_Given instruction_
Report how many lines hold the word "estará"; answer with the number alone.

_Stored records_
--- Begin ---
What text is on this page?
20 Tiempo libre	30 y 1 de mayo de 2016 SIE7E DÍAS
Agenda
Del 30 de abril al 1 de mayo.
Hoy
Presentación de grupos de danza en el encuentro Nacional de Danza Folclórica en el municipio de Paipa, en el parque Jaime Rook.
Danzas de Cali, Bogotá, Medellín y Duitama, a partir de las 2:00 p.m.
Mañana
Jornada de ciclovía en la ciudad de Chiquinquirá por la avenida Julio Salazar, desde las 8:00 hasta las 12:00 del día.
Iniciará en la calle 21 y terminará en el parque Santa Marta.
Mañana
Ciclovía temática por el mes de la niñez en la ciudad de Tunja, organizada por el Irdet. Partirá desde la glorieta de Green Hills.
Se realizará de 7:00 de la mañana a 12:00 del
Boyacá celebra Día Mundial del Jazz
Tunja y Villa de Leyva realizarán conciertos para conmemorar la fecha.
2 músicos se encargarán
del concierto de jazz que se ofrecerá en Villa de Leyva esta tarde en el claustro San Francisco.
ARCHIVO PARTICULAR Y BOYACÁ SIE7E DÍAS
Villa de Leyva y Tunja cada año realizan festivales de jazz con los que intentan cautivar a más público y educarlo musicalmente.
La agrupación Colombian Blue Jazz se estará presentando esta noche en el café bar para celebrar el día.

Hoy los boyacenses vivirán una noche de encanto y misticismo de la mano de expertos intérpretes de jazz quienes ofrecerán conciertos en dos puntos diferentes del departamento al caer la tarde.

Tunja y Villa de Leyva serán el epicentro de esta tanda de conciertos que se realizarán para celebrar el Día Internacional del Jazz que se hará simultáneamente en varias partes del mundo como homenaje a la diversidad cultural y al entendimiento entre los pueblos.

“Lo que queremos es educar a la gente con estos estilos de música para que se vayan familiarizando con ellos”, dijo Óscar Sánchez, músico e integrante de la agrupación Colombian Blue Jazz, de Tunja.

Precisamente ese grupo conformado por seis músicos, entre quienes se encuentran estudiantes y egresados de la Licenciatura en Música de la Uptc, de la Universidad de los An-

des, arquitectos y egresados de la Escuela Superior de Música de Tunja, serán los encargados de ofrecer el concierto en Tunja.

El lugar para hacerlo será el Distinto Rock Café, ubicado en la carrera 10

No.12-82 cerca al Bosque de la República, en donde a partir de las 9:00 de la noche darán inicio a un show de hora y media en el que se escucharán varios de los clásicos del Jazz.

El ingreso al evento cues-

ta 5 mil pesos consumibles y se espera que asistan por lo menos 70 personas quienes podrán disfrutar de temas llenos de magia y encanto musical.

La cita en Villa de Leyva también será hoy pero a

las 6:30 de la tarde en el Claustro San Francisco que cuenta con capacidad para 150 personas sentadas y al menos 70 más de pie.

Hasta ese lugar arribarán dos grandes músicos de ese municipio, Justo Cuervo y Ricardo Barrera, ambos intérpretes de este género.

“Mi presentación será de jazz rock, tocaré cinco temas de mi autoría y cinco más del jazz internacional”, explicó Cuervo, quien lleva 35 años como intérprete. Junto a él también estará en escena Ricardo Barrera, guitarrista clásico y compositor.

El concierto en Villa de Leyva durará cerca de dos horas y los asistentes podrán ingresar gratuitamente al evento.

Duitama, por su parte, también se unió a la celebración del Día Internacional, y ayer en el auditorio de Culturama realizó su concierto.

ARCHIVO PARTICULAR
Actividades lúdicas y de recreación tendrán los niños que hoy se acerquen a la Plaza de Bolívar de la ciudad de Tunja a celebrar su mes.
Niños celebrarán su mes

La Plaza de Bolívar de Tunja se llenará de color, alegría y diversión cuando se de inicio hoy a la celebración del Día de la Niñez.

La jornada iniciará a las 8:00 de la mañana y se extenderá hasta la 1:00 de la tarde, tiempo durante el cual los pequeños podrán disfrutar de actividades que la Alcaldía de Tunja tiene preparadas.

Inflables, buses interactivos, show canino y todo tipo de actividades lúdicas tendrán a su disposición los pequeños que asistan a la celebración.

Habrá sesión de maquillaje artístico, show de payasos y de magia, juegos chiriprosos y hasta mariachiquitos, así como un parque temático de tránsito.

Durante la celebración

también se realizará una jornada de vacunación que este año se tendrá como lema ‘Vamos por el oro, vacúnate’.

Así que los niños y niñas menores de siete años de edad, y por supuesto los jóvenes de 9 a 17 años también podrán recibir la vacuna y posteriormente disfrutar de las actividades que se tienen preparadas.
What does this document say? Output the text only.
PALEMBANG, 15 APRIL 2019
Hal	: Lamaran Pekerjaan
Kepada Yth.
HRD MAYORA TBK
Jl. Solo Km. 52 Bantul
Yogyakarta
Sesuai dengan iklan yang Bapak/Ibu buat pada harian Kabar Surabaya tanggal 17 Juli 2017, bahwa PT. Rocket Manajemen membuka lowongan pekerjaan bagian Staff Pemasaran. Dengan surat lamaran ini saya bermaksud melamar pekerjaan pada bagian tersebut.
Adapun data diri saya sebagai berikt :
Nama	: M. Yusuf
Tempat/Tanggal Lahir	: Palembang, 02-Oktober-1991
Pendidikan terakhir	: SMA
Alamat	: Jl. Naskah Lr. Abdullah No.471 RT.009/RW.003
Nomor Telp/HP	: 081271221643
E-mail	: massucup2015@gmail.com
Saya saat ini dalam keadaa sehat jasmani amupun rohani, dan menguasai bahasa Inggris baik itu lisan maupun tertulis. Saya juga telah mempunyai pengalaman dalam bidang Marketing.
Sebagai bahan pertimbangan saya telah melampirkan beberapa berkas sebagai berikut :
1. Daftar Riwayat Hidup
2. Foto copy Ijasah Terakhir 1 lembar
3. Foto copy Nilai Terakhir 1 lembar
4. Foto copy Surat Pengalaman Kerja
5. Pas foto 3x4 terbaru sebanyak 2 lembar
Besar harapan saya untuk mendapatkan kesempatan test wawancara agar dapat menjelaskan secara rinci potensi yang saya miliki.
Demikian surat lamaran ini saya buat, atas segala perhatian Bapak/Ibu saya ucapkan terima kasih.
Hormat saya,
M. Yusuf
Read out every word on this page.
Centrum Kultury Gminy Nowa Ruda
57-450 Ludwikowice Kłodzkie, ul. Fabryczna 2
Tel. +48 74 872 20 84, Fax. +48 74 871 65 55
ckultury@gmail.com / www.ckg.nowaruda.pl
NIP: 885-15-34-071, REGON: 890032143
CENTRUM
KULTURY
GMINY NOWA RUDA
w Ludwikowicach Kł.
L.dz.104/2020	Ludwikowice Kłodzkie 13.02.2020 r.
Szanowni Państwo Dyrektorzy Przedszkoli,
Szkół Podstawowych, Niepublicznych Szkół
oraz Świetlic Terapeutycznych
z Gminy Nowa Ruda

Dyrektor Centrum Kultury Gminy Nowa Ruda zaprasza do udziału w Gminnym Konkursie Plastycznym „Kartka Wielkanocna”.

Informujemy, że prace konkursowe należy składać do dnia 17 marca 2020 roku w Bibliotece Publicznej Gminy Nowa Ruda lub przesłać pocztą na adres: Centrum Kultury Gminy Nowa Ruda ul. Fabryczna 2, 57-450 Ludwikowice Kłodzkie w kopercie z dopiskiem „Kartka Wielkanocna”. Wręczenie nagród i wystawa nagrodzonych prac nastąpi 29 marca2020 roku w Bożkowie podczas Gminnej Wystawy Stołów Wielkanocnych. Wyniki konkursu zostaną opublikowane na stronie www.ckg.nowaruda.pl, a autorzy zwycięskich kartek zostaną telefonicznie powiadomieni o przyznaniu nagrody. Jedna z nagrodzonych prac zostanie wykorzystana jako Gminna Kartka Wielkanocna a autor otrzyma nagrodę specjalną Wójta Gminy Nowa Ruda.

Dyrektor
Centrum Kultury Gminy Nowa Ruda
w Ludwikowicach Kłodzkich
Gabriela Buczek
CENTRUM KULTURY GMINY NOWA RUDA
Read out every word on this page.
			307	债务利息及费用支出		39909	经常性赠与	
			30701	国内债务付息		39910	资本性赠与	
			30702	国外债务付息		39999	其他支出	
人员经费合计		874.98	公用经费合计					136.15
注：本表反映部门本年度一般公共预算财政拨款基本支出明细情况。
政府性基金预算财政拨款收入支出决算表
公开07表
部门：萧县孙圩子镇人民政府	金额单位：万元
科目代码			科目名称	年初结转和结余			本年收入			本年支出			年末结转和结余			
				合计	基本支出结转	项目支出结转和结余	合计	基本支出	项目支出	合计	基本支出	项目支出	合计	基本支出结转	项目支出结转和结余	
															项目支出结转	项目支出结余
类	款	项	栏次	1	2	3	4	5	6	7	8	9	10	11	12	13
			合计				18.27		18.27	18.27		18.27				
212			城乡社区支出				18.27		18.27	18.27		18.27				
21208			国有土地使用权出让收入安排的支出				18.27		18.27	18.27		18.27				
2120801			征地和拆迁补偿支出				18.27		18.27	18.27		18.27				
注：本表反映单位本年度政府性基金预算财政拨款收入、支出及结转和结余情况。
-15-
--- End ---
_Answer_
2